**Problem:**
Go through the records and give each one again exactly.
— begin —
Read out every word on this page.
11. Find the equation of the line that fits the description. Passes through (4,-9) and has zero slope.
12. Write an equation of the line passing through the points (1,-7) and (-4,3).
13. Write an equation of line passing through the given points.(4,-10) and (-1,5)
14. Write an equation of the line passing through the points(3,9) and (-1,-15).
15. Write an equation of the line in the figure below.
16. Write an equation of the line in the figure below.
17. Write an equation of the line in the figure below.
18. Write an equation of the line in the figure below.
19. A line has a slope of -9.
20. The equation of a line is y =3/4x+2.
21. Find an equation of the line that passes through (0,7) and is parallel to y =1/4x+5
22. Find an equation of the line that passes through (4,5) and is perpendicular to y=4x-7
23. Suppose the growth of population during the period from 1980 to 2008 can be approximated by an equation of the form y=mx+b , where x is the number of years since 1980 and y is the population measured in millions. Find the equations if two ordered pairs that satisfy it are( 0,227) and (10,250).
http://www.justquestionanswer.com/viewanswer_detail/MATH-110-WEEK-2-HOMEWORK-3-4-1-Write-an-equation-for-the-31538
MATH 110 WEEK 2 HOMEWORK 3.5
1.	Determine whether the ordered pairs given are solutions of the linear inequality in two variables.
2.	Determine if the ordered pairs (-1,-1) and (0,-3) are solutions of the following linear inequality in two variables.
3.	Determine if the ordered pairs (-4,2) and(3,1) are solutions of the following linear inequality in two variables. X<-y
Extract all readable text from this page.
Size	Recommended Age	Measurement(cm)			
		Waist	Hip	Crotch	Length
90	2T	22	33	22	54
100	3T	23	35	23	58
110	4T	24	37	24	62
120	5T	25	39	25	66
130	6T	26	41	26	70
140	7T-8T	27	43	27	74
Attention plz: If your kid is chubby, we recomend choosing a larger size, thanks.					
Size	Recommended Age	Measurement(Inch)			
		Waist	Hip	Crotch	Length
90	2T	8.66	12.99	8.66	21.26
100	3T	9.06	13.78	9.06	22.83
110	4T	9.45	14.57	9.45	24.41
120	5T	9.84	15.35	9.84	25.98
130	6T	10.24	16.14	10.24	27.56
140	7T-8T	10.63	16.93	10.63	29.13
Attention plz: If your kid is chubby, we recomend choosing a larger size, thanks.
— end —
**Task response:**
Read out every word on this page.
11. Find the equation of the line that fits the description. Passes through (4,-9) and has zero slope.
12. Write an equation of the line passing through the points (1,-7) and (-4,3).
13. Write an equation of line passing through the given points.(4,-10) and (-1,5)
14. Write an equation of the line passing through the points(3,9) and (-1,-15).
15. Write an equation of the line in the figure below.
16. Write an equation of the line in the figure below.
17. Write an equation of the line in the figure below.
18. Write an equation of the line in the figure below.
19. A line has a slope of -9.
20. The equation of a line is y =3/4x+2.
21. Find an equation of the line that passes through (0,7) and is parallel to y =1/4x+5
22. Find an equation of the line that passes through (4,5) and is perpendicular to y=4x-7
23. Suppose the growth of population during the period from 1980 to 2008 can be approximated by an equation of the form y=mx+b , where x is the number of years since 1980 and y is the population measured in millions. Find the equations if two ordered pairs that satisfy it are( 0,227) and (10,250).
http://www.justquestionanswer.com/viewanswer_detail/MATH-110-WEEK-2-HOMEWORK-3-4-1-Write-an-equation-for-the-31538
MATH 110 WEEK 2 HOMEWORK 3.5
1.	Determine whether the ordered pairs given are solutions of the linear inequality in two variables.
2.	Determine if the ordered pairs (-1,-1) and (0,-3) are solutions of the following linear inequality in two variables.
3.	Determine if the ordered pairs (-4,2) and(3,1) are solutions of the following linear inequality in two variables. X<-y
Extract all readable text from this page.
Size	Recommended Age	Measurement(cm)			
		Waist	Hip	Crotch	Length
90	2T	22	33	22	54
100	3T	23	35	23	58
110	4T	24	37	24	62
120	5T	25	39	25	66
130	6T	26	41	26	70
140	7T-8T	27	43	27	74
Attention plz: If your kid is chubby, we recomend choosing a larger size, thanks.					
Size	Recommended Age	Measurement(Inch)			
		Waist	Hip	Crotch	Length
90	2T	8.66	12.99	8.66	21.26
100	3T	9.06	13.78	9.06	22.83
110	4T	9.45	14.57	9.45	24.41
120	5T	9.84	15.35	9.84	25.98
130	6T	10.24	16.14	10.24	27.56
140	7T-8T	10.63	16.93	10.63	29.13
Attention plz: If your kid is chubby, we recomend choosing a larger size, thanks.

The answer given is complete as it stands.